_Goal_
Reproduce the records exactly.
** begin Material **
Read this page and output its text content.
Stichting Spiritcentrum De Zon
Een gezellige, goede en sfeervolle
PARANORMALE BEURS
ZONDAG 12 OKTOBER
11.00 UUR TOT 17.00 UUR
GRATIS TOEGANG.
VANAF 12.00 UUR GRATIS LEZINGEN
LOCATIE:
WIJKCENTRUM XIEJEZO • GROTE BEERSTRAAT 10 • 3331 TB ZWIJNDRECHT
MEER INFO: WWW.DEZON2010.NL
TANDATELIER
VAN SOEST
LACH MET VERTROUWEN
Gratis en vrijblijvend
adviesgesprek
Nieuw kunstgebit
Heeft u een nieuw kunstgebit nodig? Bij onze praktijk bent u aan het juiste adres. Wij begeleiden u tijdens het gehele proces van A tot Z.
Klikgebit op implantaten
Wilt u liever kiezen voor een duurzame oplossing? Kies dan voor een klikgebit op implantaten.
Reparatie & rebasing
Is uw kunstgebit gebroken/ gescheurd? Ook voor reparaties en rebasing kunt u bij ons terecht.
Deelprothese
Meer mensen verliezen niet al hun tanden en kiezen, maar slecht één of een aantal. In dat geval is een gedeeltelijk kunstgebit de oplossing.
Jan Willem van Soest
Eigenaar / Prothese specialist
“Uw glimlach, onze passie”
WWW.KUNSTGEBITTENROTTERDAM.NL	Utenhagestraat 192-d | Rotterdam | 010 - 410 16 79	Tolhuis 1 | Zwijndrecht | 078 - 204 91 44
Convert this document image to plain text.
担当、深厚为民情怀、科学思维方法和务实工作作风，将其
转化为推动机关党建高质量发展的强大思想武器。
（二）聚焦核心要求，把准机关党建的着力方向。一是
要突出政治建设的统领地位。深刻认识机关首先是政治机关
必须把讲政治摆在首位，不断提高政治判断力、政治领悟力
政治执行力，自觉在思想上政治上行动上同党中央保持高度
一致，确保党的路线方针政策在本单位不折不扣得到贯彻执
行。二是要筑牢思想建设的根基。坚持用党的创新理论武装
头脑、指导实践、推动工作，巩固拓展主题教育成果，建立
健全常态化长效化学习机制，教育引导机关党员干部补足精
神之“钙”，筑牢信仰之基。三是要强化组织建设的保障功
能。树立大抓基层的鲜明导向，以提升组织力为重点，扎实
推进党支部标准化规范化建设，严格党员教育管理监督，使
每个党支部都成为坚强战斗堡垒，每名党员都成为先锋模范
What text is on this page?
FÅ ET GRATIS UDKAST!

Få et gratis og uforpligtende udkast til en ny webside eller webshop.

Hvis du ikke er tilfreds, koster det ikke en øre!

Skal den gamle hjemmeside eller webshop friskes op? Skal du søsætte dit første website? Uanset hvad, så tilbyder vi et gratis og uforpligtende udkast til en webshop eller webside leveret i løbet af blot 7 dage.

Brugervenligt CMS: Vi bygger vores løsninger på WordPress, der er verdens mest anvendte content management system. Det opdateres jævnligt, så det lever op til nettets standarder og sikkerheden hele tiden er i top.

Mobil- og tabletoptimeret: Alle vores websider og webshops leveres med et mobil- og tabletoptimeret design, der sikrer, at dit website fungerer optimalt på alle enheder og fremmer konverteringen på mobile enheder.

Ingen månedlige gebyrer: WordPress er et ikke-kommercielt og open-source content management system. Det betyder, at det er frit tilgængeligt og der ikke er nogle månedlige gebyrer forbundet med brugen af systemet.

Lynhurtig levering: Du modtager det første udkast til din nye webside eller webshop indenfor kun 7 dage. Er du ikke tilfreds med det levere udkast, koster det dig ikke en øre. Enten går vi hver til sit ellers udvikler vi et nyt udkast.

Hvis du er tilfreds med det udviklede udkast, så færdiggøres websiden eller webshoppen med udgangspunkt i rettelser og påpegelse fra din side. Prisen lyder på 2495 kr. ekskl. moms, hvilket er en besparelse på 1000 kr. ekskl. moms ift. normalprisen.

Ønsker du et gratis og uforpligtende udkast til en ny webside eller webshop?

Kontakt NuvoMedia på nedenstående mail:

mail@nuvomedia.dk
** end Material **
_Exercise answer_
Read this page and output its text content.
Stichting Spiritcentrum De Zon
Een gezellige, goede en sfeervolle
PARANORMALE BEURS
ZONDAG 12 OKTOBER
11.00 UUR TOT 17.00 UUR
GRATIS TOEGANG.
VANAF 12.00 UUR GRATIS LEZINGEN
LOCATIE:
WIJKCENTRUM XIEJEZO • GROTE BEERSTRAAT 10 • 3331 TB ZWIJNDRECHT
MEER INFO: WWW.DEZON2010.NL
TANDATELIER
VAN SOEST
LACH MET VERTROUWEN
Gratis en vrijblijvend
adviesgesprek
Nieuw kunstgebit
Heeft u een nieuw kunstgebit nodig? Bij onze praktijk bent u aan het juiste adres. Wij begeleiden u tijdens het gehele proces van A tot Z.
Klikgebit op implantaten
Wilt u liever kiezen voor een duurzame oplossing? Kies dan voor een klikgebit op implantaten.
Reparatie & rebasing
Is uw kunstgebit gebroken/ gescheurd? Ook voor reparaties en rebasing kunt u bij ons terecht.
Deelprothese
Meer mensen verliezen niet al hun tanden en kiezen, maar slecht één of een aantal. In dat geval is een gedeeltelijk kunstgebit de oplossing.
Jan Willem van Soest
Eigenaar / Prothese specialist
“Uw glimlach, onze passie”
WWW.KUNSTGEBITTENROTTERDAM.NL	Utenhagestraat 192-d | Rotterdam | 010 - 410 16 79	Tolhuis 1 | Zwijndrecht | 078 - 204 91 44
Convert this document image to plain text.
担当、深厚为民情怀、科学思维方法和务实工作作风，将其
转化为推动机关党建高质量发展的强大思想武器。
（二）聚焦核心要求，把准机关党建的着力方向。一是
要突出政治建设的统领地位。深刻认识机关首先是政治机关
必须把讲政治摆在首位，不断提高政治判断力、政治领悟力
政治执行力，自觉在思想上政治上行动上同党中央保持高度
一致，确保党的路线方针政策在本单位不折不扣得到贯彻执
行。二是要筑牢思想建设的根基。坚持用党的创新理论武装
头脑、指导实践、推动工作，巩固拓展主题教育成果，建立
健全常态化长效化学习机制，教育引导机关党员干部补足精
神之“钙”，筑牢信仰之基。三是要强化组织建设的保障功
能。树立大抓基层的鲜明导向，以提升组织力为重点，扎实
推进党支部标准化规范化建设，严格党员教育管理监督，使
每个党支部都成为坚强战斗堡垒，每名党员都成为先锋模范
What text is on this page?
FÅ ET GRATIS UDKAST!

Få et gratis og uforpligtende udkast til en ny webside eller webshop.

Hvis du ikke er tilfreds, koster det ikke en øre!

Skal den gamle hjemmeside eller webshop friskes op? Skal du søsætte dit første website? Uanset hvad, så tilbyder vi et gratis og uforpligtende udkast til en webshop eller webside leveret i løbet af blot 7 dage.

Brugervenligt CMS: Vi bygger vores løsninger på WordPress, der er verdens mest anvendte content management system. Det opdateres jævnligt, så det lever op til nettets standarder og sikkerheden hele tiden er i top.

Mobil- og tabletoptimeret: Alle vores websider og webshops leveres med et mobil- og tabletoptimeret design, der sikrer, at dit website fungerer optimalt på alle enheder og fremmer konverteringen på mobile enheder.

Ingen månedlige gebyrer: WordPress er et ikke-kommercielt og open-source content management system. Det betyder, at det er frit tilgængeligt og der ikke er nogle månedlige gebyrer forbundet med brugen af systemet.

Lynhurtig levering: Du modtager det første udkast til din nye webside eller webshop indenfor kun 7 dage. Er du ikke tilfreds med det levere udkast, koster det dig ikke en øre. Enten går vi hver til sit ellers udvikler vi et nyt udkast.

Hvis du er tilfreds med det udviklede udkast, så færdiggøres websiden eller webshoppen med udgangspunkt i rettelser og påpegelse fra din side. Prisen lyder på 2495 kr. ekskl. moms, hvilket er en besparelse på 1000 kr. ekskl. moms ift. normalprisen.

Ønsker du et gratis og uforpligtende udkast til en ny webside eller webshop?

Kontakt NuvoMedia på nedenstående mail:

mail@nuvomedia.dk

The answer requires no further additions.